Collection entries
————
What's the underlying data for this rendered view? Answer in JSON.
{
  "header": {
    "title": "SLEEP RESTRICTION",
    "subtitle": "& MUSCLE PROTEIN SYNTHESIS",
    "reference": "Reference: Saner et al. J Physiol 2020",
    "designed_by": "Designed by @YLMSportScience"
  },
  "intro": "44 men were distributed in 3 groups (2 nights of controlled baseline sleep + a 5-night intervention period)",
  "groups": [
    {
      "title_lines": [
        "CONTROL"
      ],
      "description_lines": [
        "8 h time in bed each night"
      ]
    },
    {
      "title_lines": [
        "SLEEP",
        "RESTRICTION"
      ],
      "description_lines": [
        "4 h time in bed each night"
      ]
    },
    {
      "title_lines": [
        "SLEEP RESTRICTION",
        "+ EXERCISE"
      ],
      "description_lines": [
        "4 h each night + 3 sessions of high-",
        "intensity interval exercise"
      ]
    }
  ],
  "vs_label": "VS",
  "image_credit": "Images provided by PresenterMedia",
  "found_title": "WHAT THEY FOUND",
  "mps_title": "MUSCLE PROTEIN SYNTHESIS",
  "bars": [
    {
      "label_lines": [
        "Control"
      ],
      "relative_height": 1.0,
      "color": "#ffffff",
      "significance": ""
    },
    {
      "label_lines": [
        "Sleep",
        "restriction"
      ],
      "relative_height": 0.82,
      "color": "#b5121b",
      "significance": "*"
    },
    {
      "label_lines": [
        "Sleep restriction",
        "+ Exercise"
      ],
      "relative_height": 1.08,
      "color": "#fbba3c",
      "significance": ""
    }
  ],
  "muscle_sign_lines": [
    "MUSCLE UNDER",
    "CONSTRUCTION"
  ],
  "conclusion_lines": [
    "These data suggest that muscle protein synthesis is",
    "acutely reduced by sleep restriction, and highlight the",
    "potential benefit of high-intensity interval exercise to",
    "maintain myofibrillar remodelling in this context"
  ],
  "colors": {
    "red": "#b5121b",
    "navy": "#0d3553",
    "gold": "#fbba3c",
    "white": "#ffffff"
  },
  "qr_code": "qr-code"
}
————
EXERCISE OBJECTIVE ::
The records above must be output exactly, in full.

ANSWER TO THIS EXERCISE ::
What's the underlying data for this rendered view? Answer in JSON.
{
  "header": {
    "title": "SLEEP RESTRICTION",
    "subtitle": "& MUSCLE PROTEIN SYNTHESIS",
    "reference": "Reference: Saner et al. J Physiol 2020",
    "designed_by": "Designed by @YLMSportScience"
  },
  "intro": "44 men were distributed in 3 groups (2 nights of controlled baseline sleep + a 5-night intervention period)",
  "groups": [
    {
      "title_lines": [
        "CONTROL"
      ],
      "description_lines": [
        "8 h time in bed each night"
      ]
    },
    {
      "title_lines": [
        "SLEEP",
        "RESTRICTION"
      ],
      "description_lines": [
        "4 h time in bed each night"
      ]
    },
    {
      "title_lines": [
        "SLEEP RESTRICTION",
        "+ EXERCISE"
      ],
      "description_lines": [
        "4 h each night + 3 sessions of high-",
        "intensity interval exercise"
      ]
    }
  ],
  "vs_label": "VS",
  "image_credit": "Images provided by PresenterMedia",
  "found_title": "WHAT THEY FOUND",
  "mps_title": "MUSCLE PROTEIN SYNTHESIS",
  "bars": [
    {
      "label_lines": [
        "Control"
      ],
      "relative_height": 1.0,
      "color": "#ffffff",
      "significance": ""
    },
    {
      "label_lines": [
        "Sleep",
        "restriction"
      ],
      "relative_height": 0.82,
      "color": "#b5121b",
      "significance": "*"
    },
    {
      "label_lines": [
        "Sleep restriction",
        "+ Exercise"
      ],
      "relative_height": 1.08,
      "color": "#fbba3c",
      "significance": ""
    }
  ],
  "muscle_sign_lines": [
    "MUSCLE UNDER",
    "CONSTRUCTION"
  ],
  "conclusion_lines": [
    "These data suggest that muscle protein synthesis is",
    "acutely reduced by sleep restriction, and highlight the",
    "potential benefit of high-intensity interval exercise to",
    "maintain myofibrillar remodelling in this context"
  ],
  "colors": {
    "red": "#b5121b",
    "navy": "#0d3553",
    "gold": "#fbba3c",
    "white": "#ffffff"
  },
  "qr_code": "qr-code"
}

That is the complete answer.